## EXERCISE DETAILS
Identify every line containing the word "this" and reproduce each one.

## DATA LINES
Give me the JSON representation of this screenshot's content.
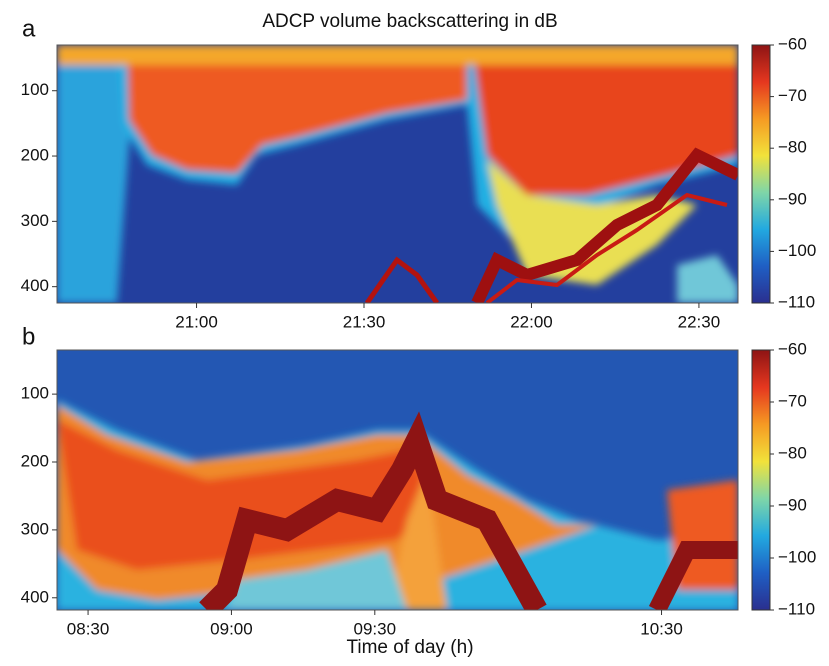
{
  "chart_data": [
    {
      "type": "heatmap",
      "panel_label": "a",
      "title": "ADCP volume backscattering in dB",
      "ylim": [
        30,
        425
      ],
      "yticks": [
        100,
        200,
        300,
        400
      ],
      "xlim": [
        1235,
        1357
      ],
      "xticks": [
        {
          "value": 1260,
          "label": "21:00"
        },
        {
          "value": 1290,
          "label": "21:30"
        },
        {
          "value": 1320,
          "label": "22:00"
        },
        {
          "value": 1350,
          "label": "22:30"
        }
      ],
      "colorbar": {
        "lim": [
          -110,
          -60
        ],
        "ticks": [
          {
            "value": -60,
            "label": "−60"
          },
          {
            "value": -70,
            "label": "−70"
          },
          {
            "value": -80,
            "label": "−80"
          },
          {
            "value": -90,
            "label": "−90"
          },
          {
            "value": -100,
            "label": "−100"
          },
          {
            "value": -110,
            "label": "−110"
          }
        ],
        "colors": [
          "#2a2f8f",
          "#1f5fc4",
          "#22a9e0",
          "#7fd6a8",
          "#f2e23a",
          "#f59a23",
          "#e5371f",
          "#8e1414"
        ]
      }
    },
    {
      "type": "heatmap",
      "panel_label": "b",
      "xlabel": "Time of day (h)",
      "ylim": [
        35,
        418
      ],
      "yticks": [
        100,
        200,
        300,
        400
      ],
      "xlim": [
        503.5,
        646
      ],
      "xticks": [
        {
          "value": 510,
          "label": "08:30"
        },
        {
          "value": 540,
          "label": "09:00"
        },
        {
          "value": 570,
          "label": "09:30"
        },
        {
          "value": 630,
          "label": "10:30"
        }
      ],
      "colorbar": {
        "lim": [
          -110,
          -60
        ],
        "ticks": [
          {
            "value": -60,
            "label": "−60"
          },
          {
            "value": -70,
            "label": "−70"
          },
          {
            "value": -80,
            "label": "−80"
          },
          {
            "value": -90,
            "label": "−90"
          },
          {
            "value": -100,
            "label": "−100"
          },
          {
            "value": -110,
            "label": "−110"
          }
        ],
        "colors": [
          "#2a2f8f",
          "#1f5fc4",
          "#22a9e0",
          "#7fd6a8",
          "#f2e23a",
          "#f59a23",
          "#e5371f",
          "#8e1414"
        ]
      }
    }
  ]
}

==

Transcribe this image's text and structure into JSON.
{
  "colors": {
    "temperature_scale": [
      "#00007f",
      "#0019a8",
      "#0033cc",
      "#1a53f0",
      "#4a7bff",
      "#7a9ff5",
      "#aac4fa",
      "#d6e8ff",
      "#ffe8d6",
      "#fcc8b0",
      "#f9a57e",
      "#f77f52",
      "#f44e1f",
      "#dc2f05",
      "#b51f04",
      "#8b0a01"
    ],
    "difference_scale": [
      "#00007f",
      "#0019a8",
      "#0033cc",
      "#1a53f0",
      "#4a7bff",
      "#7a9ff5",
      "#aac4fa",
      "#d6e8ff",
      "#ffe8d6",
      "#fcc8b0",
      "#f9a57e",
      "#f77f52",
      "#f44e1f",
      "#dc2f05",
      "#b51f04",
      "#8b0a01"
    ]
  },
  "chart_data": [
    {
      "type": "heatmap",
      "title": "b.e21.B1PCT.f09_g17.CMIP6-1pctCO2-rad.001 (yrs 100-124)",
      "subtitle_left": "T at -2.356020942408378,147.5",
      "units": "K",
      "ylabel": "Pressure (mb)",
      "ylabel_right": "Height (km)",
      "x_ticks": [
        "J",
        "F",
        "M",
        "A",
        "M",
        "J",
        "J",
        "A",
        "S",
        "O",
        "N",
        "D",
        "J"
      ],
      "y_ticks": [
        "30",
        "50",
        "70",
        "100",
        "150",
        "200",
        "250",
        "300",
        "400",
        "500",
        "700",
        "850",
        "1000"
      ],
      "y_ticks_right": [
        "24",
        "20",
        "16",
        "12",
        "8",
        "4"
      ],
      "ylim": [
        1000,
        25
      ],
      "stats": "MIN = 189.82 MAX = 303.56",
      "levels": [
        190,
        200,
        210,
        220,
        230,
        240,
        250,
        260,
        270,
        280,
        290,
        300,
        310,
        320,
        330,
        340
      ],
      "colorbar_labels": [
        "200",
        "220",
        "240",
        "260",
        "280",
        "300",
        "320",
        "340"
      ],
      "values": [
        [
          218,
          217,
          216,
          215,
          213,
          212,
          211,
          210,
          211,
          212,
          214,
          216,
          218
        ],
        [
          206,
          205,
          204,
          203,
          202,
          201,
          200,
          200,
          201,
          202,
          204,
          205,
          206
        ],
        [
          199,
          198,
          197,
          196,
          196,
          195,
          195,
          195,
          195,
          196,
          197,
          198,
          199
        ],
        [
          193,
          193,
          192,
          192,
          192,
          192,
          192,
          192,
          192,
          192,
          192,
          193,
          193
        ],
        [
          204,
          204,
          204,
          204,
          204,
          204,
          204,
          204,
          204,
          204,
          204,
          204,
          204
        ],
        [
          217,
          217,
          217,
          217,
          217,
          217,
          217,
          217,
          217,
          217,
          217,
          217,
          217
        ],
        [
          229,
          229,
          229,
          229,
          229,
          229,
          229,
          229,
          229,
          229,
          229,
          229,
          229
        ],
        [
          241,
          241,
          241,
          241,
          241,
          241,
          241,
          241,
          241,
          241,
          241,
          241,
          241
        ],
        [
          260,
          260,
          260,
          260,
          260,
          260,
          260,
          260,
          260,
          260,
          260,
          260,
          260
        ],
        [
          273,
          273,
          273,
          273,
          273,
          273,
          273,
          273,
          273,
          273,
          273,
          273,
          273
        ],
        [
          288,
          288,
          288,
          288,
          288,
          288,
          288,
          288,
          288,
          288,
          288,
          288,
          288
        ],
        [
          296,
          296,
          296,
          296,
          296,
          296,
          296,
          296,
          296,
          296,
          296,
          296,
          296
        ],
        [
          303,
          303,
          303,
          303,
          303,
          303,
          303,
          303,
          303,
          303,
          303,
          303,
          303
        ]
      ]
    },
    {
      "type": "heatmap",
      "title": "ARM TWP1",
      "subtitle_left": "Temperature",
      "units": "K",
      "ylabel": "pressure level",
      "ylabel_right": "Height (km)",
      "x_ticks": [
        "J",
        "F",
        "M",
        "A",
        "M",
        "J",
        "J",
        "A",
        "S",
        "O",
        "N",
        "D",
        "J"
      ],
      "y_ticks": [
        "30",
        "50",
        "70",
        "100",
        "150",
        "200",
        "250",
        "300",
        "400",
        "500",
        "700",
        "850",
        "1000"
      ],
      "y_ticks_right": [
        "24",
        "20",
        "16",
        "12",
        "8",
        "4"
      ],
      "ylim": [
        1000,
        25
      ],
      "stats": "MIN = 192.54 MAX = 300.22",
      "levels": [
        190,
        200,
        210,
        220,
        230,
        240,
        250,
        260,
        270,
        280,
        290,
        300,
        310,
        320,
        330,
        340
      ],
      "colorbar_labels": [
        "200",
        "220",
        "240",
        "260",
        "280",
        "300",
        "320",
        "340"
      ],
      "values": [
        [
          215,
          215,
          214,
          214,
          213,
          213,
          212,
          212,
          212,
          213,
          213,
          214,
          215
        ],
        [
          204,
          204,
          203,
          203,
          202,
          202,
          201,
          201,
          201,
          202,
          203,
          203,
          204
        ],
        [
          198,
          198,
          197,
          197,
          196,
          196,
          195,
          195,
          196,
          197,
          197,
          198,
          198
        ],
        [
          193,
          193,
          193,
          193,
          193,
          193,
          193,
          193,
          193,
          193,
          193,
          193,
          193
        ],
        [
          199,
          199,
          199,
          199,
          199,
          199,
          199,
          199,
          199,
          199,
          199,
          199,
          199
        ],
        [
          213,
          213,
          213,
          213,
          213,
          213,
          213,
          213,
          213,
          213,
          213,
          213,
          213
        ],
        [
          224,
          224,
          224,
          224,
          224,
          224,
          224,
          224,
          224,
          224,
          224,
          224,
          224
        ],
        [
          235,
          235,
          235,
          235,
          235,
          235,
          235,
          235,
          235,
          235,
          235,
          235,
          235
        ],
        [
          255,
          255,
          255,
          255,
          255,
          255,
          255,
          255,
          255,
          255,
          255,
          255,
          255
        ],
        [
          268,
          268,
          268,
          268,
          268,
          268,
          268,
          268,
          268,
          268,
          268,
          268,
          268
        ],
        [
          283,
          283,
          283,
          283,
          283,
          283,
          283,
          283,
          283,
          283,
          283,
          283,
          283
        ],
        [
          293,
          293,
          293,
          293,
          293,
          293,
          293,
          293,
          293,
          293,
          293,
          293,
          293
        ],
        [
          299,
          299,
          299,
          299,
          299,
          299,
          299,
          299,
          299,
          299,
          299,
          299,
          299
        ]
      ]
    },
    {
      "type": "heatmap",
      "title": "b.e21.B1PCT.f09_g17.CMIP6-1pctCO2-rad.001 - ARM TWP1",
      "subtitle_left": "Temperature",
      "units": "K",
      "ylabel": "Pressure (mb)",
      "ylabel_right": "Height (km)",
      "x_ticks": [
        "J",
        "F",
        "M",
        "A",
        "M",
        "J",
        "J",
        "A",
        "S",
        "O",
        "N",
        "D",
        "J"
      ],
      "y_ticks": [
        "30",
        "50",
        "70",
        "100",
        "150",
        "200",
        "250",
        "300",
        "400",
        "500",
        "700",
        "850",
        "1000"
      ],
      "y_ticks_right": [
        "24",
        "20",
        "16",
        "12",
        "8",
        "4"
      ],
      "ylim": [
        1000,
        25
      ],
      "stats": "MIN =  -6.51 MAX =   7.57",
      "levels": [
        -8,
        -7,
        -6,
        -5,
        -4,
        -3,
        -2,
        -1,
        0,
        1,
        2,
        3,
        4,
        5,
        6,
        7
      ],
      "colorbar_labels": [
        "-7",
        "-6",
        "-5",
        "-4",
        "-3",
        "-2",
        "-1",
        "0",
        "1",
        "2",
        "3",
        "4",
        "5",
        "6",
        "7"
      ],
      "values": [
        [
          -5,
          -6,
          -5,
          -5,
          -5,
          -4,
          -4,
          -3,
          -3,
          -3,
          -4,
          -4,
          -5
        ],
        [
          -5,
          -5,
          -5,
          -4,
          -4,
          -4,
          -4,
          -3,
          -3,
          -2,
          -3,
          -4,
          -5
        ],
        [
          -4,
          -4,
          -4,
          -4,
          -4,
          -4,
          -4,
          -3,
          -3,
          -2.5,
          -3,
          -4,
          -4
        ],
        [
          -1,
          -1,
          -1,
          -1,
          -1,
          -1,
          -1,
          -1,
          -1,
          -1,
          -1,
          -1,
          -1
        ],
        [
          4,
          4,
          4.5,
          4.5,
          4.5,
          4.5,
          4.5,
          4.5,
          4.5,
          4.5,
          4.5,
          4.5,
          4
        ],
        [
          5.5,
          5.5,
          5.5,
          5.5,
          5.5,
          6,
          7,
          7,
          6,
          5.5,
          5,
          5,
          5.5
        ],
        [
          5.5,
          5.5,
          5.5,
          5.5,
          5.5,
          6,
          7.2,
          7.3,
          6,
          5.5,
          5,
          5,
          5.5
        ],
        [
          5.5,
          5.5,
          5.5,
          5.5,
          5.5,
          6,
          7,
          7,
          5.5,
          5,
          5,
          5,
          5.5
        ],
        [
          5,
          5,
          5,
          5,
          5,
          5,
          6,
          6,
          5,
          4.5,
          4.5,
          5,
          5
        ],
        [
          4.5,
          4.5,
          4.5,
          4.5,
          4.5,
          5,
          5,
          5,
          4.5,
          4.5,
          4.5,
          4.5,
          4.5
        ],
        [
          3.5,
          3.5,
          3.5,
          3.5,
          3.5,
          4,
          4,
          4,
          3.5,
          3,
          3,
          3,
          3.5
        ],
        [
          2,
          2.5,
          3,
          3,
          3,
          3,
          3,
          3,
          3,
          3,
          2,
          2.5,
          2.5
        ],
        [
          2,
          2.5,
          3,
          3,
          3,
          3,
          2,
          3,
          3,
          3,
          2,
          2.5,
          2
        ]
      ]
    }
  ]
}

## RESULT
Give me the JSON representation of this screenshot's content.
Transcribe this image's text and structure into JSON.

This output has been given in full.